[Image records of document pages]
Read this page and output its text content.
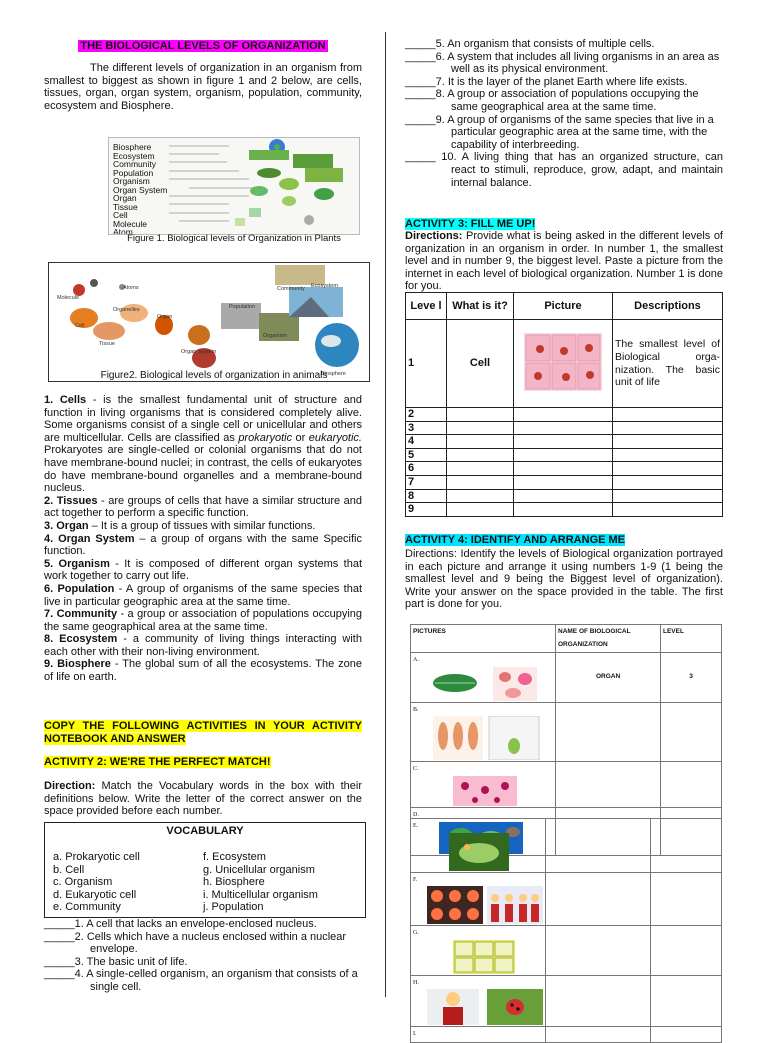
THE BIOLOGICAL LEVELS OF ORGANIZATION
The different levels of organization in an organism from smallest to biggest as shown in figure 1 and 2 below, are cells, tissues, organ, organ system, organism, population, community, ecosystem and Biosphere.
Biosphere
Ecosystem
Community
Population
Organism
Organ System
Organ
Tissue
Cell
Molecule
Atom
Figure 1. Biological levels of Organization in Plants
Atoms
Molecule
Organelles
Cell
Tissue
Organ
Population
Organ System
Organism
Community Ecosystem
Biosphere
Figure2. Biological levels of organization in animals
1. Cells - is the smallest fundamental unit of structure and function in living organisms that is considered completely alive. Some organisms consist of a single cell or unicellular and others are multicellular. Cells are classified as prokaryotic or eukaryotic. Prokaryotes are single-celled or colonial organisms that do not have membrane-bound nuclei; in contrast, the cells of eukaryotes do have membrane-bound organelles and a membrane-bound nucleus.
2. Tissues - are groups of cells that have a similar structure and act together to perform a specific function.
3. Organ – It is a group of tissues with similar functions.
4. Organ System – a group of organs with the same Specific function.
5. Organism - It is composed of different organ systems that work together to carry out life.
6. Population - A group of organisms of the same species that live in particular geographic area at the same time.
7. Community - a group or association of populations occupying the same geographical area at the same time.
8. Ecosystem - a community of living things interacting with each other with their non-living environment.
9. Biosphere - The global sum of all the ecosystems. The zone of life on earth.
COPY THE FOLLOWING ACTIVITIES IN YOUR ACTIVITY NOTEBOOK AND ANSWER
ACTIVITY 2: WE'RE THE PERFECT MATCH!
Direction: Match the Vocabulary words in the box with their definitions below. Write the letter of the correct answer on the space provided before each number.
VOCABULARY
a. Prokaryotic cell
b. Cell
c. Organism
d. Eukaryotic cell
e. Community
f. Ecosystem
g. Unicellular organism
h. Biosphere
i. Multicellular organism
j. Population
_____1. A cell that lacks an envelope-enclosed nucleus.
_____2. Cells which have a nucleus enclosed within a nuclear envelope.
_____3. The basic unit of life.
_____4. A single-celled organism, an organism that consists of a single cell.
_____5. An organism that consists of multiple cells.
_____6. A system that includes all living organisms in an area as well as its physical environment.
_____7. It is the layer of the planet Earth where life exists.
_____8. A group or association of populations occupying the same geographical area at the same time.
_____9. A group of organisms of the same species that live in a particular geographic area at the same time, with the capability of interbreeding.
_____ 10. A living thing that has an organized structure, can react to stimuli, reproduce, grow, adapt, and maintain internal balance.
ACTIVITY 3: FILL ME UP!
Directions: Provide what is being asked in the different levels of organization in an organism in order. In number 1, the smallest level and in number 9, the biggest level. Paste a picture from the internet in each level of biological organization. Number 1 is done for you.
Leve l	What is it?	Picture	Descriptions
1	Cell		The smallest level of Biological orga-nization. The basic unit of life
2			
3			
4			
5			
6			
7			
8			
9			
ACTIVITY 4: IDENTIFY AND ARRANGE ME
Directions: Identify the levels of Biological organization portrayed in each picture and arrange it using numbers 1-9 (1 being the smallest level and 9 being the Biggest level of organization). Write your answer on the space provided in the table. The first part is done for you.
PICTURES	NAME OF BIOLOGICAL ORGANIZATION	LEVEL
A.	ORGAN	3
B.

C.

D.

E.

F.

G.

H.

I.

**EXERCISE DIRECTIONS:** Omit all images when repeating the data above exactly.

**FINISHED TASK:**
Read this page and output its text content.
THE BIOLOGICAL LEVELS OF ORGANIZATION
The different levels of organization in an organism from smallest to biggest as shown in figure 1 and 2 below, are cells, tissues, organ, organ system, organism, population, community, ecosystem and Biosphere.
Biosphere
Ecosystem
Community
Population
Organism
Organ System
Organ
Tissue
Cell
Molecule
Atom
Figure 1. Biological levels of Organization in Plants
Atoms
Molecule
Organelles
Cell
Tissue
Organ
Population
Organ System
Organism
Community Ecosystem
Biosphere
Figure2. Biological levels of organization in animals
1. Cells - is the smallest fundamental unit of structure and function in living organisms that is considered completely alive. Some organisms consist of a single cell or unicellular and others are multicellular. Cells are classified as prokaryotic or eukaryotic. Prokaryotes are single-celled or colonial organisms that do not have membrane-bound nuclei; in contrast, the cells of eukaryotes do have membrane-bound organelles and a membrane-bound nucleus.
2. Tissues - are groups of cells that have a similar structure and act together to perform a specific function.
3. Organ – It is a group of tissues with similar functions.
4. Organ System – a group of organs with the same Specific function.
5. Organism - It is composed of different organ systems that work together to carry out life.
6. Population - A group of organisms of the same species that live in particular geographic area at the same time.
7. Community - a group or association of populations occupying the same geographical area at the same time.
8. Ecosystem - a community of living things interacting with each other with their non-living environment.
9. Biosphere - The global sum of all the ecosystems. The zone of life on earth.
COPY THE FOLLOWING ACTIVITIES IN YOUR ACTIVITY NOTEBOOK AND ANSWER
ACTIVITY 2: WE'RE THE PERFECT MATCH!
Direction: Match the Vocabulary words in the box with their definitions below. Write the letter of the correct answer on the space provided before each number.
VOCABULARY
a. Prokaryotic cell
b. Cell
c. Organism
d. Eukaryotic cell
e. Community
f. Ecosystem
g. Unicellular organism
h. Biosphere
i. Multicellular organism
j. Population
_____1. A cell that lacks an envelope-enclosed nucleus.
_____2. Cells which have a nucleus enclosed within a nuclear envelope.
_____3. The basic unit of life.
_____4. A single-celled organism, an organism that consists of a single cell.
_____5. An organism that consists of multiple cells.
_____6. A system that includes all living organisms in an area as well as its physical environment.
_____7. It is the layer of the planet Earth where life exists.
_____8. A group or association of populations occupying the same geographical area at the same time.
_____9. A group of organisms of the same species that live in a particular geographic area at the same time, with the capability of interbreeding.
_____ 10. A living thing that has an organized structure, can react to stimuli, reproduce, grow, adapt, and maintain internal balance.
ACTIVITY 3: FILL ME UP!
Directions: Provide what is being asked in the different levels of organization in an organism in order. In number 1, the smallest level and in number 9, the biggest level. Paste a picture from the internet in each level of biological organization. Number 1 is done for you.
Leve l	What is it?	Picture	Descriptions
1	Cell		The smallest level of Biological orga-nization. The basic unit of life
2			
3			
4			
5			
6			
7			
8			
9			
ACTIVITY 4: IDENTIFY AND ARRANGE ME
Directions: Identify the levels of Biological organization portrayed in each picture and arrange it using numbers 1-9 (1 being the smallest level and 9 being the Biggest level of organization). Write your answer on the space provided in the table. The first part is done for you.
PICTURES	NAME OF BIOLOGICAL ORGANIZATION	LEVEL
A.	ORGAN	3
B.

C.

D.

E.

F.

G.

H.

I.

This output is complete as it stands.